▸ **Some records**
+ + + + + + +

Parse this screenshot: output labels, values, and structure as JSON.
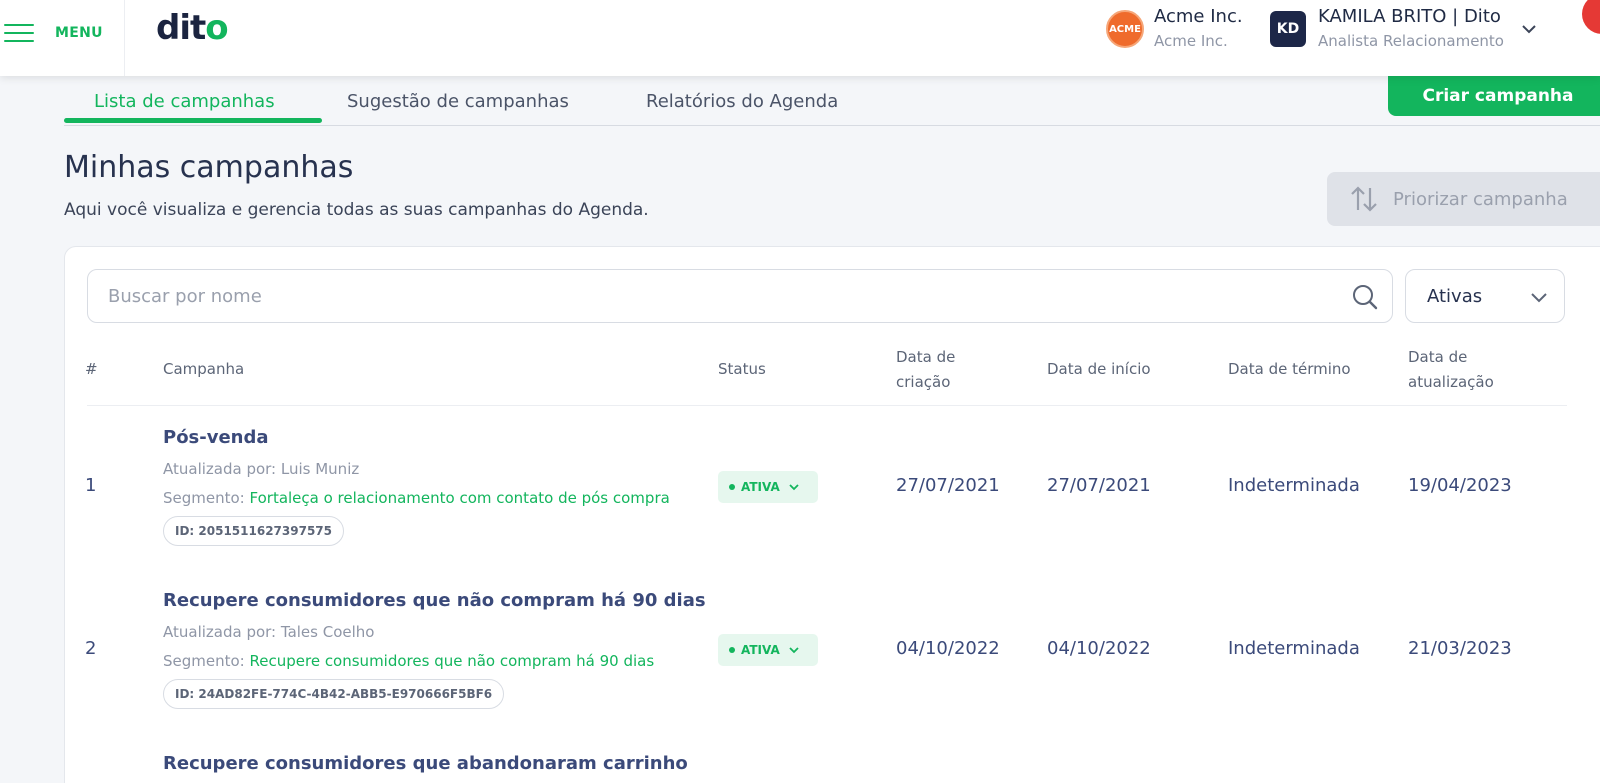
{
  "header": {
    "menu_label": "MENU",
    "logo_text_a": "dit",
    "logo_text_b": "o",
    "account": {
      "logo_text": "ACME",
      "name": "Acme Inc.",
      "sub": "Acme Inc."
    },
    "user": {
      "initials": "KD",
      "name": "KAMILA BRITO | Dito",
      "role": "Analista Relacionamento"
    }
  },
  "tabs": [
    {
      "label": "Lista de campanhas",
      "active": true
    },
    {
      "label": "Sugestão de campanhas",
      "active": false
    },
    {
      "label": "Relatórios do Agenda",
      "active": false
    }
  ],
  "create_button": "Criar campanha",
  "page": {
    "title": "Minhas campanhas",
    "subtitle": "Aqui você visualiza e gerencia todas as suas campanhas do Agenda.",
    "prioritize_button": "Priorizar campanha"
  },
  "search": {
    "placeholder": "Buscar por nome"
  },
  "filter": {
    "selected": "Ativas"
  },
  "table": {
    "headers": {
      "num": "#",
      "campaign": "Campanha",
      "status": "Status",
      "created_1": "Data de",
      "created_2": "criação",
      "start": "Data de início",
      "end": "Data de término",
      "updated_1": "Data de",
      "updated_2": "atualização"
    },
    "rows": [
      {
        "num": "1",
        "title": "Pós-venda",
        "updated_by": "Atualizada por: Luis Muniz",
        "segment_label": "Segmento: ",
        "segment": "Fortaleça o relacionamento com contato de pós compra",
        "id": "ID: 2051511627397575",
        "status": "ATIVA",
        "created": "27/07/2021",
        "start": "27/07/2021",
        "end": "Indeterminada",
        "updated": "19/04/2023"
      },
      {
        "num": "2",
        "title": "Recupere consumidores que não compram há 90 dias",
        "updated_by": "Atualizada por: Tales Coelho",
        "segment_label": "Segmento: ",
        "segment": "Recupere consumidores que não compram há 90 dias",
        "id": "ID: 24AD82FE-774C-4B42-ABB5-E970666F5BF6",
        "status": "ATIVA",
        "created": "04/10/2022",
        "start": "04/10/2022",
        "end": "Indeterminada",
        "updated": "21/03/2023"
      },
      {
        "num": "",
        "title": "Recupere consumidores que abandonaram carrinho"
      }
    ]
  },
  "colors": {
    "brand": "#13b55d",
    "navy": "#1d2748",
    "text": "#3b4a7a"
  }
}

+ + + + + + +

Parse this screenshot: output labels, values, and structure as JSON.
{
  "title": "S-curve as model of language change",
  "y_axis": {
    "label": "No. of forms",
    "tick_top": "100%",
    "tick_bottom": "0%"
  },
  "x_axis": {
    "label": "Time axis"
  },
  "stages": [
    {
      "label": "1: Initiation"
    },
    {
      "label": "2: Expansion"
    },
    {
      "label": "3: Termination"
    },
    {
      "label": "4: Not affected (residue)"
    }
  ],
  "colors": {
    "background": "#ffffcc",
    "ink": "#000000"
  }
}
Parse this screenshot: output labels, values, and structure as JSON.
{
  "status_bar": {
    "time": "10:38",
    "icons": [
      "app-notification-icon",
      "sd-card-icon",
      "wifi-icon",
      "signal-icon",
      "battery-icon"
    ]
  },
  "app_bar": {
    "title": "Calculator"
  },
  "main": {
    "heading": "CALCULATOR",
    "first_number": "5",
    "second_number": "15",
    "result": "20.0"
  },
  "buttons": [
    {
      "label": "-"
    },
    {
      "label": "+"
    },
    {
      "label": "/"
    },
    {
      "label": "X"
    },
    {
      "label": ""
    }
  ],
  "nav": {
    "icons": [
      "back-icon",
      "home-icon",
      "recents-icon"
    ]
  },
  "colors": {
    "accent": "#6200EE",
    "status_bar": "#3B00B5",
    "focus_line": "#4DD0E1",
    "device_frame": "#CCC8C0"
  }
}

+ + + + + + +

Which lines include "Data"? Copy each of them out.

      "created_1": "Data de",
      "start": "Data de início",
      "end": "Data de término",
      "updated_1": "Data de",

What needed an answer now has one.